_Task instructions_
Reproduce every line of the records below with no changes.

_Rows_
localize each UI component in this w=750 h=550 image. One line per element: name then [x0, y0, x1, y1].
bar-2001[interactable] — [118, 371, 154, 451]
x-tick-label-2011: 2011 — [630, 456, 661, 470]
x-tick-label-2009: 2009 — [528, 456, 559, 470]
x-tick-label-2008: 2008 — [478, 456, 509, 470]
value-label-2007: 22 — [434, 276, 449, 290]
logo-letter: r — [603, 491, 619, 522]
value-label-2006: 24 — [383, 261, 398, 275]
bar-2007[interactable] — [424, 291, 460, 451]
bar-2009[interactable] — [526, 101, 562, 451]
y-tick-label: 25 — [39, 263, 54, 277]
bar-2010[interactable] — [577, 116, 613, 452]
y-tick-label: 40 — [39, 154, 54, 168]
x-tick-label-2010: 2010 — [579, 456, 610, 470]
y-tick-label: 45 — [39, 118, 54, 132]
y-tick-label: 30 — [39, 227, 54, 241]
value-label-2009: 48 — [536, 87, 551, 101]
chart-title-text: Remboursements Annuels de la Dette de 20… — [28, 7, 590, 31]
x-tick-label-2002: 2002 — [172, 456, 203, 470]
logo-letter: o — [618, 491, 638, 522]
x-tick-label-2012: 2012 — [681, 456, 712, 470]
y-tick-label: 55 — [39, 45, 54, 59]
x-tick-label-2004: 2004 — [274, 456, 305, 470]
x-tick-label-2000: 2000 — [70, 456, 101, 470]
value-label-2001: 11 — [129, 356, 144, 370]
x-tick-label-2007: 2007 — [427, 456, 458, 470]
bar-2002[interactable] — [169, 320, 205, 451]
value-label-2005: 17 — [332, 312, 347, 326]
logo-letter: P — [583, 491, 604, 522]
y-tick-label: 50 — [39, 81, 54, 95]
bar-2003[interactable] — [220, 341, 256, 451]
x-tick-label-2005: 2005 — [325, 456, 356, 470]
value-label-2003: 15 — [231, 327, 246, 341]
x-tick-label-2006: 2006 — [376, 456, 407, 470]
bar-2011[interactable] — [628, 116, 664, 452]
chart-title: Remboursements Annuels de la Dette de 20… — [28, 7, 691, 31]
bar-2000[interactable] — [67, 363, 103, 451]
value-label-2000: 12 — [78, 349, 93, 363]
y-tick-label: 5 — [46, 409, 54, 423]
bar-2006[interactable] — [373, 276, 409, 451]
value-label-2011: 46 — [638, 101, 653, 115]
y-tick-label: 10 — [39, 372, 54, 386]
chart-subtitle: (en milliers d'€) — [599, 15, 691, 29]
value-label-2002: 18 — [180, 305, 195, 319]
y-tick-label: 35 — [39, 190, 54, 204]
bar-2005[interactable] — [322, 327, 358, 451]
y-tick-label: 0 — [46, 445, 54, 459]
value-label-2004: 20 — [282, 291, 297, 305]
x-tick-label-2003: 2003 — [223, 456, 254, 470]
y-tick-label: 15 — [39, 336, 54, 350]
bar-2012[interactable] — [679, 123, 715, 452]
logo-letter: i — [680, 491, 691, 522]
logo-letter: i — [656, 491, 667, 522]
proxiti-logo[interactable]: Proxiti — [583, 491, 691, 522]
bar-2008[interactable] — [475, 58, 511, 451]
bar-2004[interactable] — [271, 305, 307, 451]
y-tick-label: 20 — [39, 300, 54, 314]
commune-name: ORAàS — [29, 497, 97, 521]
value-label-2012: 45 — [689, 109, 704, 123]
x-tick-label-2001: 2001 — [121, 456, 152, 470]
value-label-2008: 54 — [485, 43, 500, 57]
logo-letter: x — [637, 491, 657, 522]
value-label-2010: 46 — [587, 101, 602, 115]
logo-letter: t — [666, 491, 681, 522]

_Full response_
localize each UI component in this w=750 h=550 image. One line per element: name then [x0, y0, x1, y1].
bar-2001[interactable] — [118, 371, 154, 451]
x-tick-label-2011: 2011 — [630, 456, 661, 470]
x-tick-label-2009: 2009 — [528, 456, 559, 470]
x-tick-label-2008: 2008 — [478, 456, 509, 470]
value-label-2007: 22 — [434, 276, 449, 290]
logo-letter: r — [603, 491, 619, 522]
value-label-2006: 24 — [383, 261, 398, 275]
bar-2007[interactable] — [424, 291, 460, 451]
bar-2009[interactable] — [526, 101, 562, 451]
y-tick-label: 25 — [39, 263, 54, 277]
bar-2010[interactable] — [577, 116, 613, 452]
y-tick-label: 40 — [39, 154, 54, 168]
x-tick-label-2010: 2010 — [579, 456, 610, 470]
y-tick-label: 45 — [39, 118, 54, 132]
y-tick-label: 30 — [39, 227, 54, 241]
value-label-2009: 48 — [536, 87, 551, 101]
chart-title-text: Remboursements Annuels de la Dette de 20… — [28, 7, 590, 31]
x-tick-label-2002: 2002 — [172, 456, 203, 470]
logo-letter: o — [618, 491, 638, 522]
x-tick-label-2012: 2012 — [681, 456, 712, 470]
y-tick-label: 55 — [39, 45, 54, 59]
x-tick-label-2004: 2004 — [274, 456, 305, 470]
x-tick-label-2000: 2000 — [70, 456, 101, 470]
value-label-2001: 11 — [129, 356, 144, 370]
x-tick-label-2007: 2007 — [427, 456, 458, 470]
bar-2002[interactable] — [169, 320, 205, 451]
value-label-2005: 17 — [332, 312, 347, 326]
logo-letter: P — [583, 491, 604, 522]
y-tick-label: 50 — [39, 81, 54, 95]
bar-2003[interactable] — [220, 341, 256, 451]
x-tick-label-2005: 2005 — [325, 456, 356, 470]
value-label-2003: 15 — [231, 327, 246, 341]
x-tick-label-2006: 2006 — [376, 456, 407, 470]
bar-2011[interactable] — [628, 116, 664, 452]
chart-title: Remboursements Annuels de la Dette de 20… — [28, 7, 691, 31]
bar-2000[interactable] — [67, 363, 103, 451]
value-label-2000: 12 — [78, 349, 93, 363]
y-tick-label: 5 — [46, 409, 54, 423]
bar-2006[interactable] — [373, 276, 409, 451]
value-label-2011: 46 — [638, 101, 653, 115]
y-tick-label: 10 — [39, 372, 54, 386]
chart-subtitle: (en milliers d'€) — [599, 15, 691, 29]
value-label-2002: 18 — [180, 305, 195, 319]
y-tick-label: 35 — [39, 190, 54, 204]
bar-2005[interactable] — [322, 327, 358, 451]
y-tick-label: 0 — [46, 445, 54, 459]
value-label-2004: 20 — [282, 291, 297, 305]
x-tick-label-2003: 2003 — [223, 456, 254, 470]
y-tick-label: 15 — [39, 336, 54, 350]
bar-2012[interactable] — [679, 123, 715, 452]
logo-letter: i — [680, 491, 691, 522]
logo-letter: i — [656, 491, 667, 522]
proxiti-logo[interactable]: Proxiti — [583, 491, 691, 522]
bar-2008[interactable] — [475, 58, 511, 451]
bar-2004[interactable] — [271, 305, 307, 451]
y-tick-label: 20 — [39, 300, 54, 314]
commune-name: ORAàS — [29, 497, 97, 521]
value-label-2012: 45 — [689, 109, 704, 123]
x-tick-label-2001: 2001 — [121, 456, 152, 470]
value-label-2008: 54 — [485, 43, 500, 57]
logo-letter: x — [637, 491, 657, 522]
value-label-2010: 46 — [587, 101, 602, 115]
logo-letter: t — [666, 491, 681, 522]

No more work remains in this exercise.